EXERCISE GOAL. Copy every entry exactly.
>>>>>
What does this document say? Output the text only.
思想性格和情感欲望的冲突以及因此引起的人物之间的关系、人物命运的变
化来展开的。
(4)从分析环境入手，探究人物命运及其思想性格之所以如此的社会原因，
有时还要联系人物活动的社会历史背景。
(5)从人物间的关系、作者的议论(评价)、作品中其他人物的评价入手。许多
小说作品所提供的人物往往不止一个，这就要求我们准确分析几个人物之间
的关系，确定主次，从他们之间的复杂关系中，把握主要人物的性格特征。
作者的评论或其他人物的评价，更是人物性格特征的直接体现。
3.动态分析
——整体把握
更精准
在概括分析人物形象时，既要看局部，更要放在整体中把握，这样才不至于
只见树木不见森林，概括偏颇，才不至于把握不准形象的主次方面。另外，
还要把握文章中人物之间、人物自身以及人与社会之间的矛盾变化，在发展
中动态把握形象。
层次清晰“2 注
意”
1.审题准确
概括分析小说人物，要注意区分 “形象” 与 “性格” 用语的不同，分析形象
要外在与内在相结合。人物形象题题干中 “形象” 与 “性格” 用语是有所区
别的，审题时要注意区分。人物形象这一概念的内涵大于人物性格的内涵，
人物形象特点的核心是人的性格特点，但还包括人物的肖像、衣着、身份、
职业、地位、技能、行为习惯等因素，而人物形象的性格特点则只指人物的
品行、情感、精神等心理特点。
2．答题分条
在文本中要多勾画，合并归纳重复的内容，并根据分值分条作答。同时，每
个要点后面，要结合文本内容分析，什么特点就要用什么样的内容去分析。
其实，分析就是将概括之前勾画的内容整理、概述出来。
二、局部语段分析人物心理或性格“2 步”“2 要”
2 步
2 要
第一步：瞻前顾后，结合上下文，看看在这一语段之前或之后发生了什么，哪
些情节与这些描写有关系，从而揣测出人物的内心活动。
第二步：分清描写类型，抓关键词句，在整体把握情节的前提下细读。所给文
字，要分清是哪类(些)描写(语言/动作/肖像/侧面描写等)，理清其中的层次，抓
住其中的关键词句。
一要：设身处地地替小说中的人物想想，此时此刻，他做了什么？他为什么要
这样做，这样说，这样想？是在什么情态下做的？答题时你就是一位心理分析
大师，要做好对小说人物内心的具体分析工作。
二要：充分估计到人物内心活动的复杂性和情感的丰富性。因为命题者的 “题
<<<<<
EXERCISE ANSWER.
What does this document say? Output the text only.
思想性格和情感欲望的冲突以及因此引起的人物之间的关系、人物命运的变
化来展开的。
(4)从分析环境入手，探究人物命运及其思想性格之所以如此的社会原因，
有时还要联系人物活动的社会历史背景。
(5)从人物间的关系、作者的议论(评价)、作品中其他人物的评价入手。许多
小说作品所提供的人物往往不止一个，这就要求我们准确分析几个人物之间
的关系，确定主次，从他们之间的复杂关系中，把握主要人物的性格特征。
作者的评论或其他人物的评价，更是人物性格特征的直接体现。
3.动态分析
——整体把握
更精准
在概括分析人物形象时，既要看局部，更要放在整体中把握，这样才不至于
只见树木不见森林，概括偏颇，才不至于把握不准形象的主次方面。另外，
还要把握文章中人物之间、人物自身以及人与社会之间的矛盾变化，在发展
中动态把握形象。
层次清晰“2 注
意”
1.审题准确
概括分析小说人物，要注意区分 “形象” 与 “性格” 用语的不同，分析形象
要外在与内在相结合。人物形象题题干中 “形象” 与 “性格” 用语是有所区
别的，审题时要注意区分。人物形象这一概念的内涵大于人物性格的内涵，
人物形象特点的核心是人的性格特点，但还包括人物的肖像、衣着、身份、
职业、地位、技能、行为习惯等因素，而人物形象的性格特点则只指人物的
品行、情感、精神等心理特点。
2．答题分条
在文本中要多勾画，合并归纳重复的内容，并根据分值分条作答。同时，每
个要点后面，要结合文本内容分析，什么特点就要用什么样的内容去分析。
其实，分析就是将概括之前勾画的内容整理、概述出来。
二、局部语段分析人物心理或性格“2 步”“2 要”
2 步
2 要
第一步：瞻前顾后，结合上下文，看看在这一语段之前或之后发生了什么，哪
些情节与这些描写有关系，从而揣测出人物的内心活动。
第二步：分清描写类型，抓关键词句，在整体把握情节的前提下细读。所给文
字，要分清是哪类(些)描写(语言/动作/肖像/侧面描写等)，理清其中的层次，抓
住其中的关键词句。
一要：设身处地地替小说中的人物想想，此时此刻，他做了什么？他为什么要
这样做，这样说，这样想？是在什么情态下做的？答题时你就是一位心理分析
大师，要做好对小说人物内心的具体分析工作。
二要：充分估计到人物内心活动的复杂性和情感的丰富性。因为命题者的 “题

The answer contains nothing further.